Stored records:
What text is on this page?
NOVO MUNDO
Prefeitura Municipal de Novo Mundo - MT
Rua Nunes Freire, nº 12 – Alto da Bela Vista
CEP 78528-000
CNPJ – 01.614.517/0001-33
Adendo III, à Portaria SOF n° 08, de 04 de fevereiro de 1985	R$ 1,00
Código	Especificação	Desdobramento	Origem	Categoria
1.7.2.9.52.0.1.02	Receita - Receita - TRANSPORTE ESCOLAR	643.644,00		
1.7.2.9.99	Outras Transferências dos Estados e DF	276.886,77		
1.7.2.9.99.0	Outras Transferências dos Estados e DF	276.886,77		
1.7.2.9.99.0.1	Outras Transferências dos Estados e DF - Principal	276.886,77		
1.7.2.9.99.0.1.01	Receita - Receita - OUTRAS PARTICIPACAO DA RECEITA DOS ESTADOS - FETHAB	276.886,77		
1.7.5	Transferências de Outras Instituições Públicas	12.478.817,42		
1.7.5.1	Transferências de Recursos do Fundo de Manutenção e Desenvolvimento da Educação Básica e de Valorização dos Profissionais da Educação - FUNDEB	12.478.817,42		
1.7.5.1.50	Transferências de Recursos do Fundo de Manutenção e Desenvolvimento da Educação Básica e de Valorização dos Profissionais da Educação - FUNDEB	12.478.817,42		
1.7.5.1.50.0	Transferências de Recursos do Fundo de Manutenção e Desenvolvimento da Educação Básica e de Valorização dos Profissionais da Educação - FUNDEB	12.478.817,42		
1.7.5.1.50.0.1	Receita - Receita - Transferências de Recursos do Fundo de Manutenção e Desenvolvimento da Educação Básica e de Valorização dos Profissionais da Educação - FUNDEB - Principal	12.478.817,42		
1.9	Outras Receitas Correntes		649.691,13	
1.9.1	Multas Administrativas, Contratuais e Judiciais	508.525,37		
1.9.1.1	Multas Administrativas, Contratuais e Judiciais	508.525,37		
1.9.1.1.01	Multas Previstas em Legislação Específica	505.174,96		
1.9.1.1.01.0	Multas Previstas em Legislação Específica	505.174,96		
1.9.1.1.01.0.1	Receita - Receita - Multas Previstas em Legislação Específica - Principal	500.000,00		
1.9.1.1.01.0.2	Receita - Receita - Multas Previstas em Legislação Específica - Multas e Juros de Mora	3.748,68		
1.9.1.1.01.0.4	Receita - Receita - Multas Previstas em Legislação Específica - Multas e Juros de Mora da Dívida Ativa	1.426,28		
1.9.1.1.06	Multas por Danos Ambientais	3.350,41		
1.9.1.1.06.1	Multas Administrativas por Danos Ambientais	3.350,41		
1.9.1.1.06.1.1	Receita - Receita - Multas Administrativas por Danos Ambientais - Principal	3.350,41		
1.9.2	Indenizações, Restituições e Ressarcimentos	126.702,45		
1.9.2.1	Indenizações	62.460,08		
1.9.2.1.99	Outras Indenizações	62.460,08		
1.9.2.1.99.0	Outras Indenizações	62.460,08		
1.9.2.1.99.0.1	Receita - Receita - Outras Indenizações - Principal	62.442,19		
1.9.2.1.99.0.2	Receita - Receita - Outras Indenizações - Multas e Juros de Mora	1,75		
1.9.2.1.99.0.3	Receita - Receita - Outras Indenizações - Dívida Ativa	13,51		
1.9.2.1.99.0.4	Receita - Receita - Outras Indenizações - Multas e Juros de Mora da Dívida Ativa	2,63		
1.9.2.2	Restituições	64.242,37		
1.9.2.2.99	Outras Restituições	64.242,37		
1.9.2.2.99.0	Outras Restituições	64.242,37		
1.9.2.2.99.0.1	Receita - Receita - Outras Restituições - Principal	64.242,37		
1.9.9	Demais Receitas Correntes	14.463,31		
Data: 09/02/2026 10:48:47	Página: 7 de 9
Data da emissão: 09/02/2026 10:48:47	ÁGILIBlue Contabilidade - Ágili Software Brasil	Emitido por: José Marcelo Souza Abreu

• Problem:
Pull out each line of the records holding the string "Correntes".

• Output below:
1.9	Outras Receitas Correntes		649.691,13	
1.9.9	Demais Receitas Correntes	14.463,31		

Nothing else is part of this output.